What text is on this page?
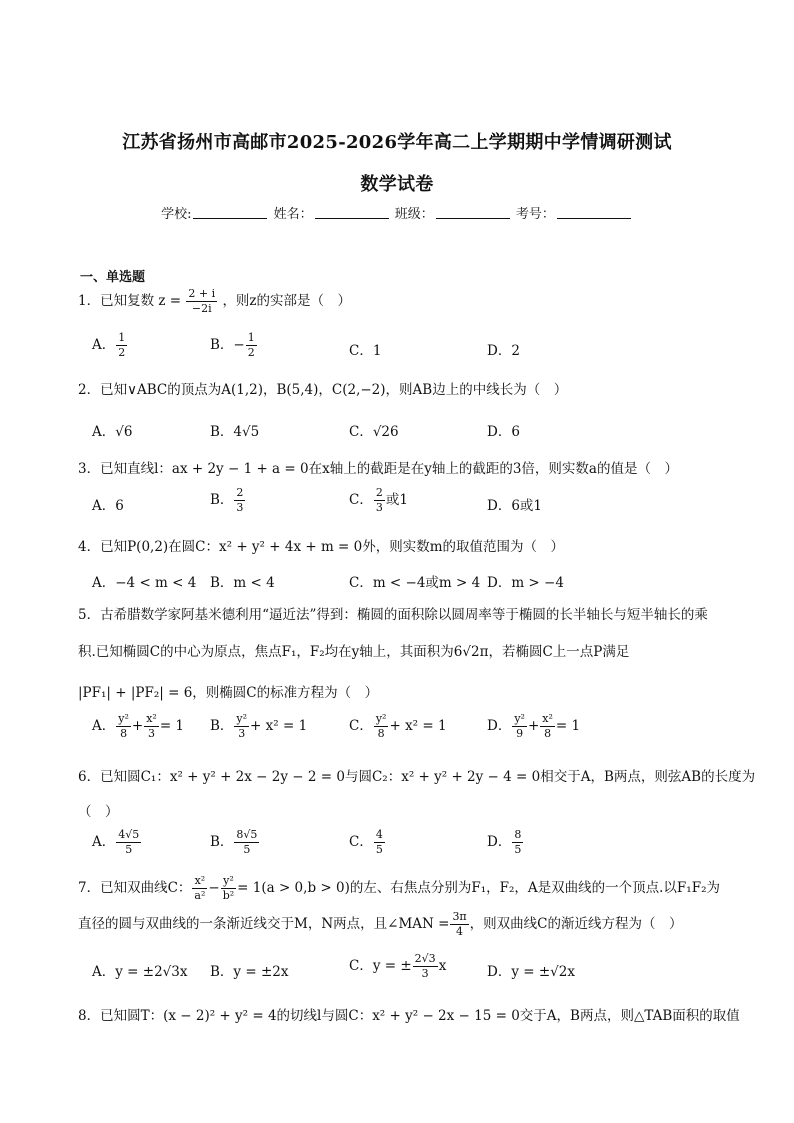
江苏省扬州市高邮市2025-2026学年高二上学期期中学情调研测试
数学试卷
学校:	姓名：	班级：	考号：
一、单选题
1．已知复数 $z = \frac{2 + i}{-2i}$ ，则z的实部是（　）
A． $\frac{1}{2}$	B．− $\frac{1}{2}$	C．1	D．2
2．已知∨ABC的顶点为A(1,2)，B(5,4)，C(2,−2)，则AB边上的中线长为（　）
A．√6	B．4√5	C．√26	D．6
3．已知直线l：ax + 2y − 1 + a = 0在x轴上的截距是在y轴上的截距的3倍，则实数a的值是（　）
A．6	B． $\frac{2}{3}$	C． $\frac{2}{3}$ 或1	D．6或1
4．已知P(0,2)在圆C：x² + y² + 4x + m = 0外，则实数m的取值范围为（　）
A．−4 < m < 4 B．m < 4	C．m < −4或m > 4 D．m > −4
5．古希腊数学家阿基米德利用“逼近法”得到：椭圆的面积除以圆周率等于椭圆的长半轴长与短半轴长的乘
积.已知椭圆C的中心为原点，焦点F₁，F₂均在y轴上，其面积为6√2π，若椭圆C上一点P满足
|PF₁| + |PF₂| = 6，则椭圆C的标准方程为（　）
A． $\frac{\text{y²}}{8} + \frac{\text{x²}}{3} = 1$ B． $\frac{\text{y²}}{3} + x^2 = 1$	C． $\frac{\text{y²}}{8} + x^2 = 1$	D． $\frac{\text{y²}}{9} + \frac{\text{x²}}{8} = 1$
6．已知圆C₁：x² + y² + 2x − 2y − 2 = 0与圆C₂：x² + y² + 2y − 4 = 0相交于A，B两点，则弦AB的长度为
（　）
A． $\frac{4√5}{5}$	B． $\frac{8√5}{5}$	C． $\frac{4}{5}$	D． $\frac{8}{5}$
7．已知双曲线C： $\frac{\text{x²}}{\text{a²}} - \frac{\text{y²}}{\text{b²}} = 1(a > 0,b > 0)$的左、右焦点分别为F₁，F₂，A是双曲线的一个顶点.以F₁F₂为
直径的圆与双曲线的一条渐近线交于M，N两点，且∠MAN = $\frac{3\pi}{4}$ ，则双曲线C的渐近线方程为（　）
A．y = ±2√3x B．y = ±2x	C．y = ± $\frac{2√3}{3}$ x	D．y = ±√2x
8．已知圆T：(x − 2)² + y² = 4的切线l与圆C：x² + y² − 2x − 15 = 0交于A，B两点，则△TAB面积的取值
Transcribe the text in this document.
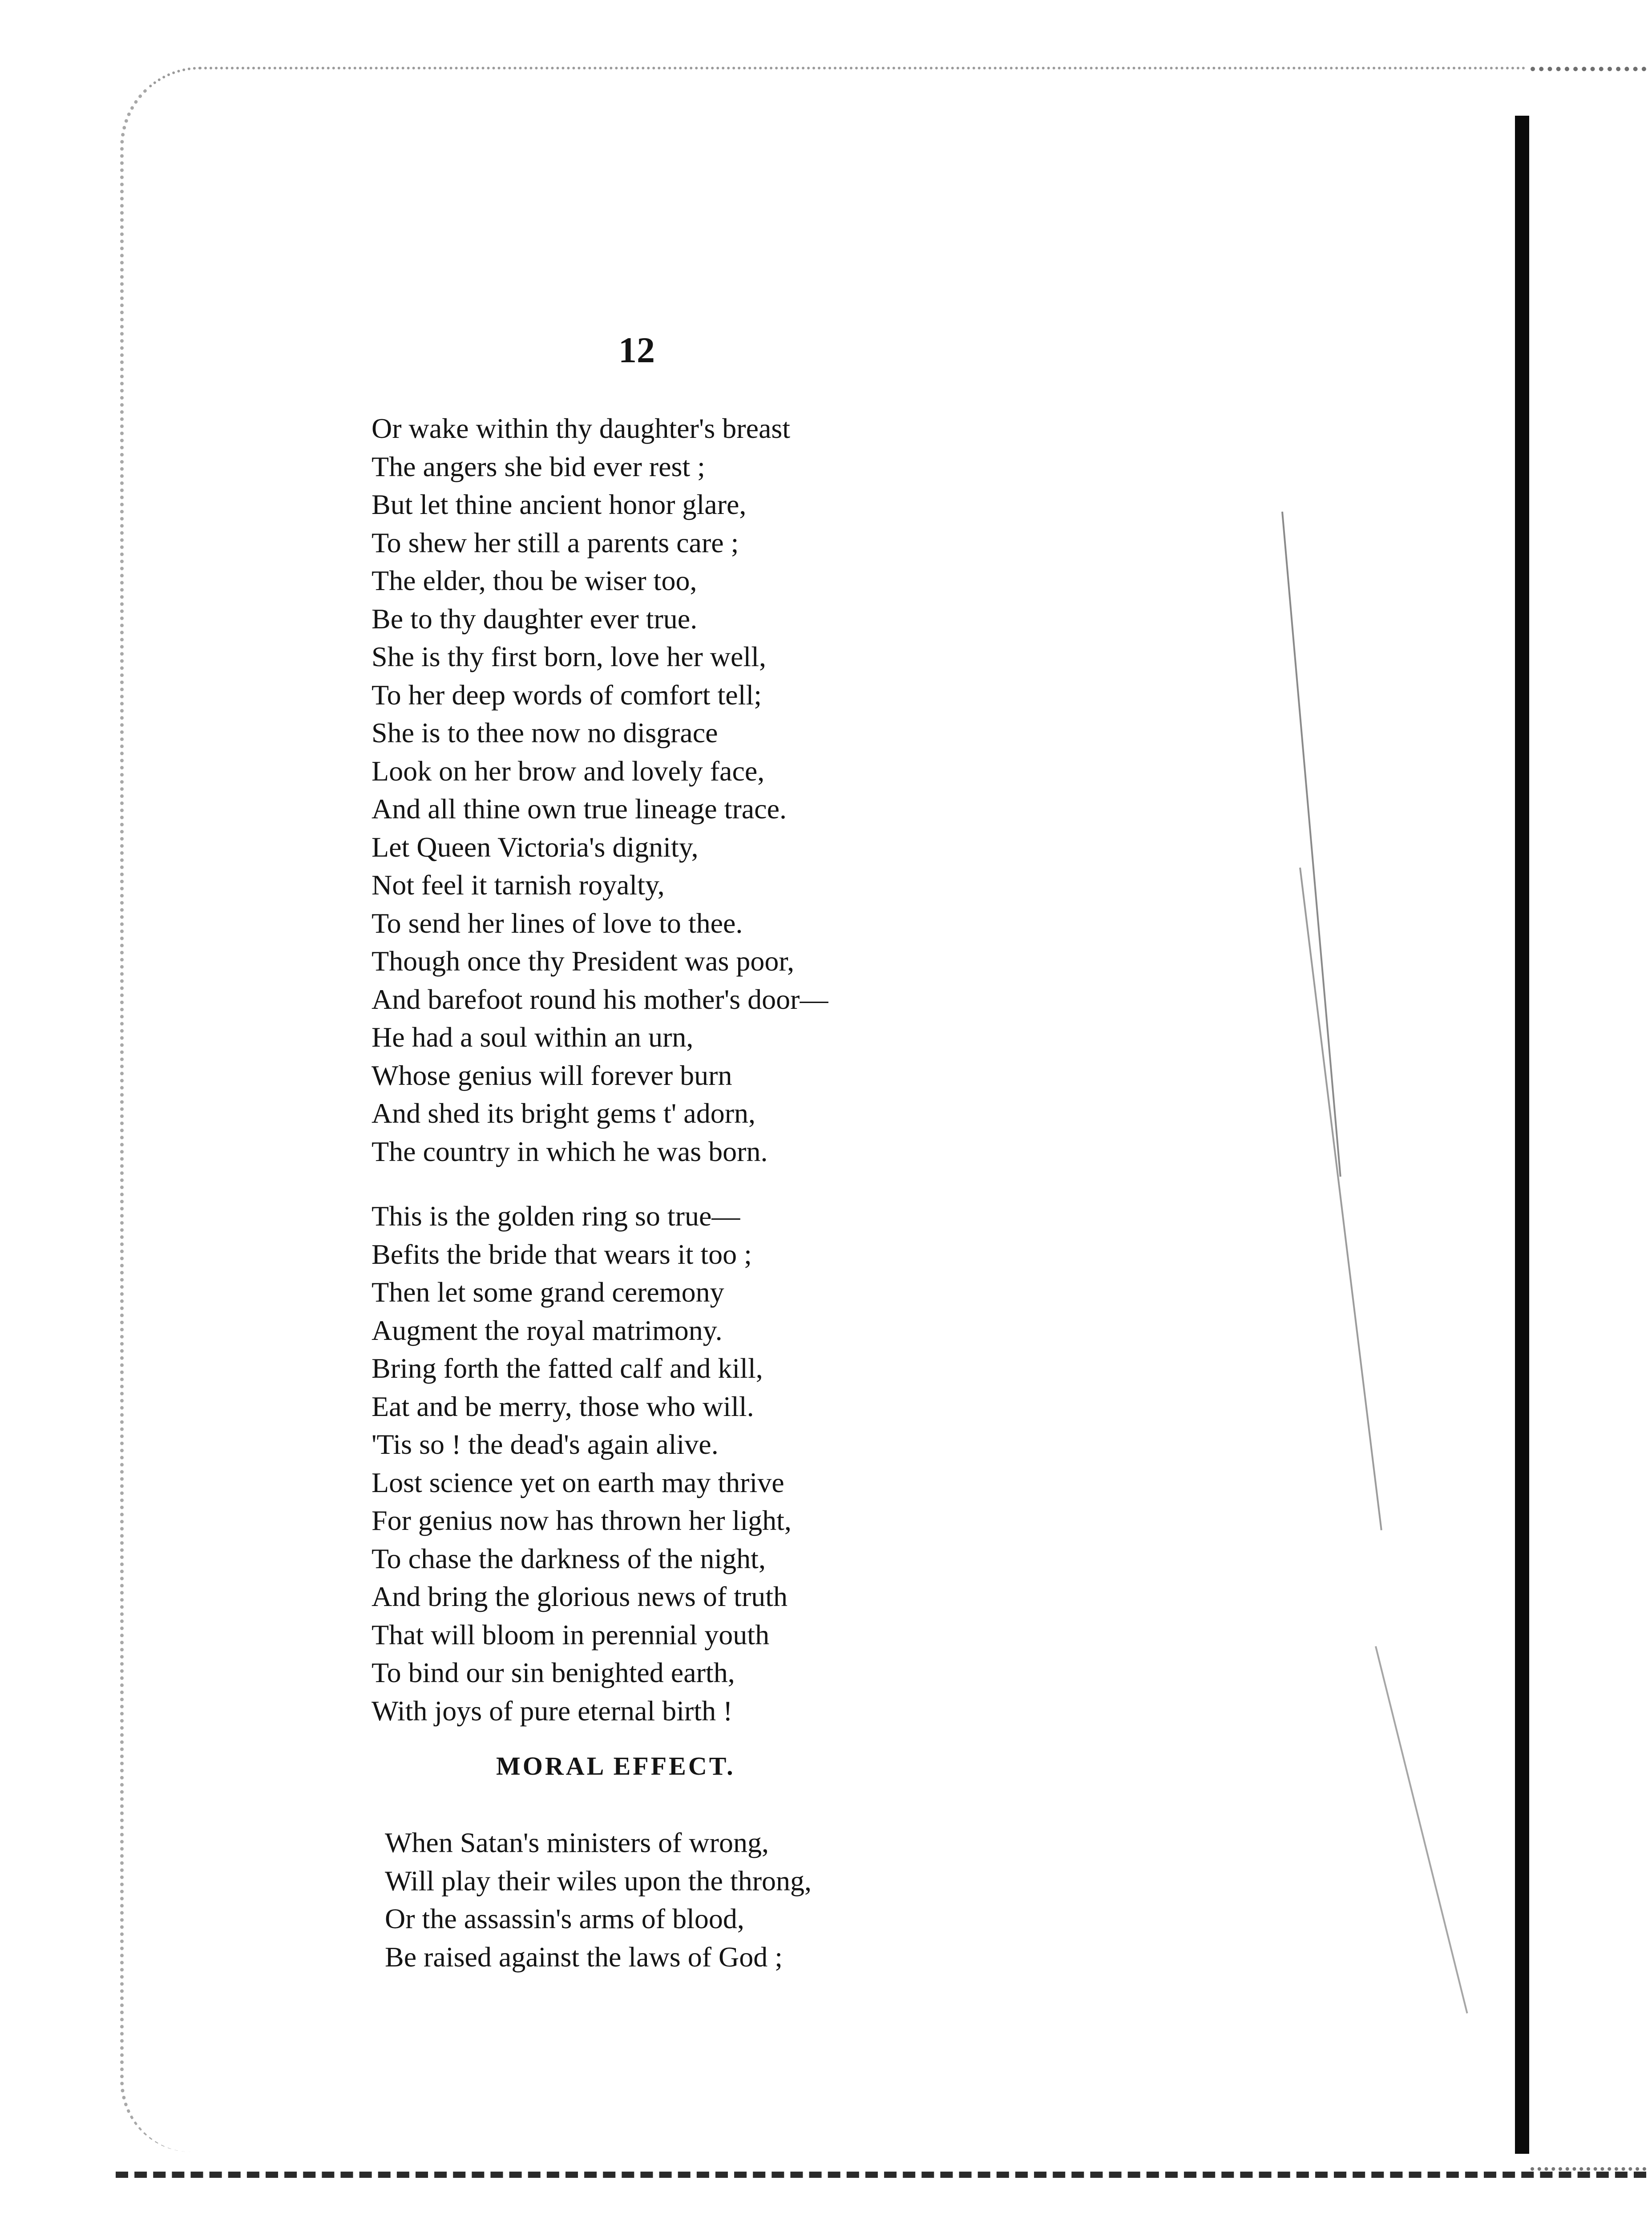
12
Or wake within thy daughter's breast
The angers she bid ever rest ;
But let thine ancient honor glare,
To shew her still a parents care ;
The elder, thou be wiser too,
Be to thy daughter ever true.
She is thy first born, love her well,
To her deep words of comfort tell;
She is to thee now no disgrace
Look on her brow and lovely face,
And all thine own true lineage trace.
Let Queen Victoria's dignity,
Not feel it tarnish royalty,
To send her lines of love to thee.
Though once thy President was poor,
And barefoot round his mother's door—
He had a soul within an urn,
Whose genius will forever burn
And shed its bright gems t' adorn,
The country in which he was born.
This is the golden ring so true—
Befits the bride that wears it too ;
Then let some grand ceremony
Augment the royal matrimony.
Bring forth the fatted calf and kill,
Eat and be merry, those who will.
'Tis so ! the dead's again alive.
Lost science yet on earth may thrive
For genius now has thrown her light,
To chase the darkness of the night,
And bring the glorious news of truth
That will bloom in perennial youth
To bind our sin benighted earth,
With joys of pure eternal birth !
MORAL EFFECT.
When Satan's ministers of wrong,
Will play their wiles upon the throng,
Or the assassin's arms of blood,
Be raised against the laws of God ;
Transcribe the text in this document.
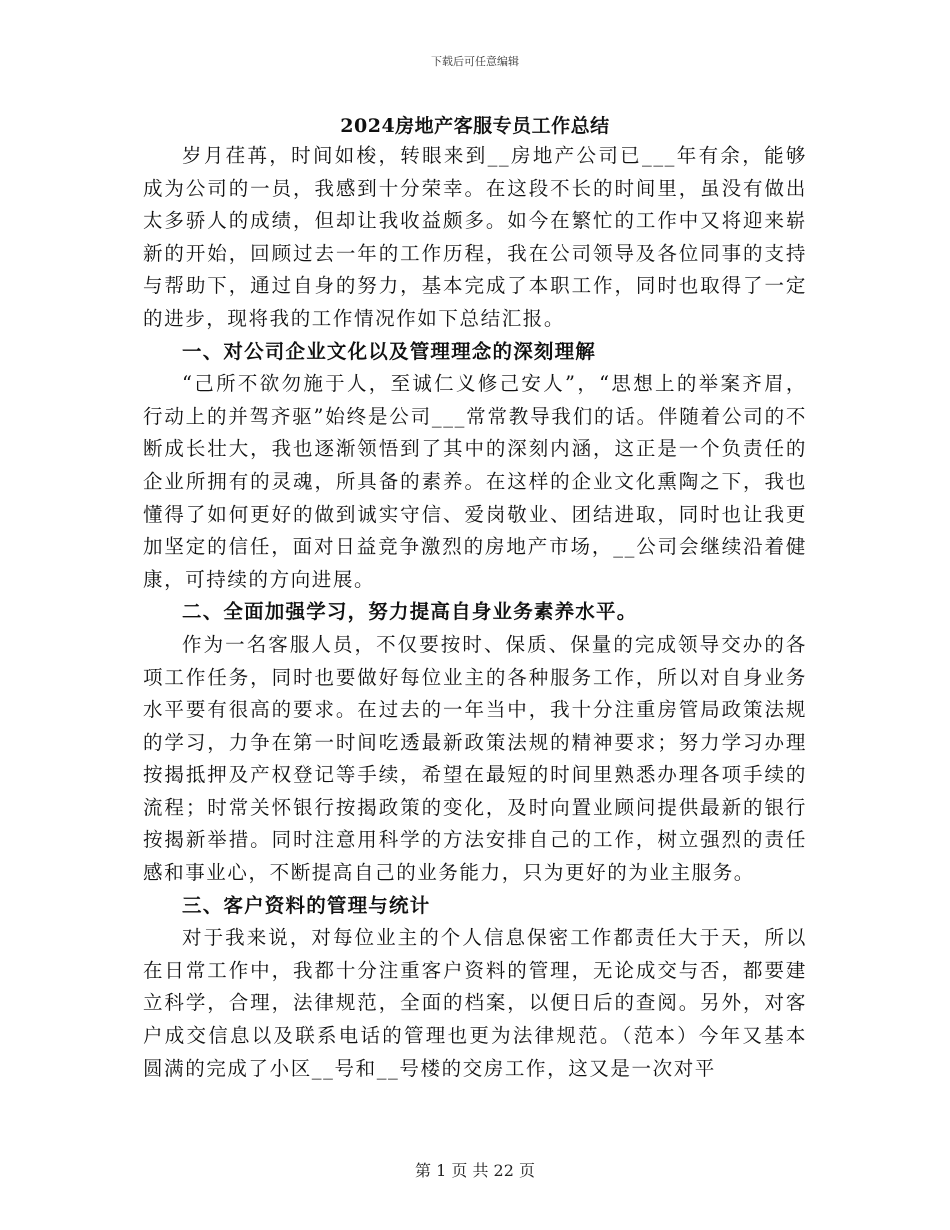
下载后可任意编辑
2024房地产客服专员工作总结

岁月荏苒，时间如梭，转眼来到__房地产公司已___年有余，能够成为公司的一员，我感到十分荣幸。在这段不长的时间里，虽没有做出太多骄人的成绩，但却让我收益颇多。如今在繁忙的工作中又将迎来崭新的开始，回顾过去一年的工作历程，我在公司领导及各位同事的支持与帮助下，通过自身的努力，基本完成了本职工作，同时也取得了一定的进步，现将我的工作情况作如下总结汇报。

一、对公司企业文化以及管理理念的深刻理解

“己所不欲勿施于人，至诚仁义修己安人”，“思想上的举案齐眉，行动上的并驾齐驱”始终是公司___常常教导我们的话。伴随着公司的不断成长壮大，我也逐渐领悟到了其中的深刻内涵，这正是一个负责任的企业所拥有的灵魂，所具备的素养。在这样的企业文化熏陶之下，我也懂得了如何更好的做到诚实守信、爱岗敬业、团结进取，同时也让我更加坚定的信任，面对日益竞争激烈的房地产市场，__公司会继续沿着健康，可持续的方向进展。

二、全面加强学习，努力提高自身业务素养水平。

作为一名客服人员，不仅要按时、保质、保量的完成领导交办的各项工作任务，同时也要做好每位业主的各种服务工作，所以对自身业务水平要有很高的要求。在过去的一年当中，我十分注重房管局政策法规的学习，力争在第一时间吃透最新政策法规的精神要求；努力学习办理按揭抵押及产权登记等手续，希望在最短的时间里熟悉办理各项手续的流程；时常关怀银行按揭政策的变化，及时向置业顾问提供最新的银行按揭新举措。同时注意用科学的方法安排自己的工作，树立强烈的责任感和事业心，不断提高自己的业务能力，只为更好的为业主服务。

三、客户资料的管理与统计

对于我来说，对每位业主的个人信息保密工作都责任大于天，所以在日常工作中，我都十分注重客户资料的管理，无论成交与否，都要建立科学，合理，法律规范，全面的档案，以便日后的查阅。另外，对客户成交信息以及联系电话的管理也更为法律规范。（范本）今年又基本圆满的完成了小区__号和__号楼的交房工作，这又是一次对平

第 1 页 共 22 页
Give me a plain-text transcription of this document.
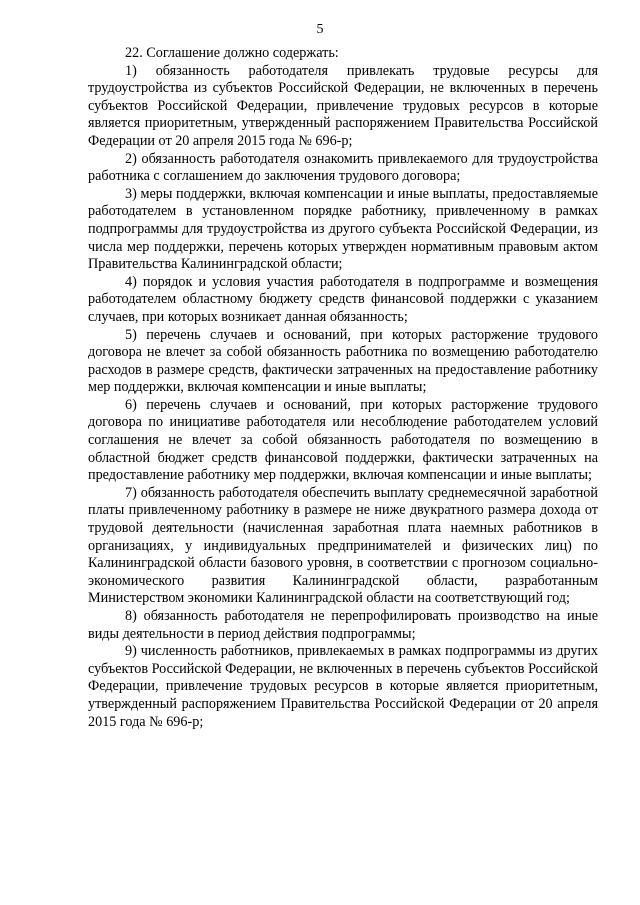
5

22. Соглашение должно содержать:

1) обязанность работодателя привлекать трудовые ресурсы для трудоустройства из субъектов Российской Федерации, не включенных в перечень субъектов Российской Федерации, привлечение трудовых ресурсов в которые является приоритетным, утвержденный распоряжением Правительства Российской Федерации от 20 апреля 2015 года № 696-р;

2) обязанность работодателя ознакомить привлекаемого для трудоустройства работника с соглашением до заключения трудового договора;

3) меры поддержки, включая компенсации и иные выплаты, предоставляемые работодателем в установленном порядке работнику, привлеченному в рамках подпрограммы для трудоустройства из другого субъекта Российской Федерации, из числа мер поддержки, перечень которых утвержден нормативным правовым актом Правительства Калининградской области;

4) порядок и условия участия работодателя в подпрограмме и возмещения работодателем областному бюджету средств финансовой поддержки с указанием случаев, при которых возникает данная обязанность;

5) перечень случаев и оснований, при которых расторжение трудового договора не влечет за собой обязанность работника по возмещению работодателю расходов в размере средств, фактически затраченных на предоставление работнику мер поддержки, включая компенсации и иные выплаты;

6) перечень случаев и оснований, при которых расторжение трудового договора по инициативе работодателя или несоблюдение работодателем условий соглашения не влечет за собой обязанность работодателя по возмещению в областной бюджет средств финансовой поддержки, фактически затраченных на предоставление работнику мер поддержки, включая компенсации и иные выплаты;

7) обязанность работодателя обеспечить выплату среднемесячной заработной платы привлеченному работнику в размере не ниже двукратного размера дохода от трудовой деятельности (начисленная заработная плата наемных работников в организациях, у индивидуальных предпринимателей и физических лиц) по Калининградской области базового уровня, в соответствии с прогнозом социально-экономического развития Калининградской области, разработанным Министерством экономики Калининградской области на соответствующий год;

8) обязанность работодателя не перепрофилировать производство на иные виды деятельности в период действия подпрограммы;

9) численность работников, привлекаемых в рамках подпрограммы из других субъектов Российской Федерации, не включенных в перечень субъектов Российской Федерации, привлечение трудовых ресурсов в которые является приоритетным, утвержденный распоряжением Правительства Российской Федерации от 20 апреля 2015 года № 696-р;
★ ★ ★ ★ ★ ★ ★
» Brief:
Find each line holding "within". Copy it out.

» Answer in full:
Or wake within thy daughter's breast
He had a soul within an urn,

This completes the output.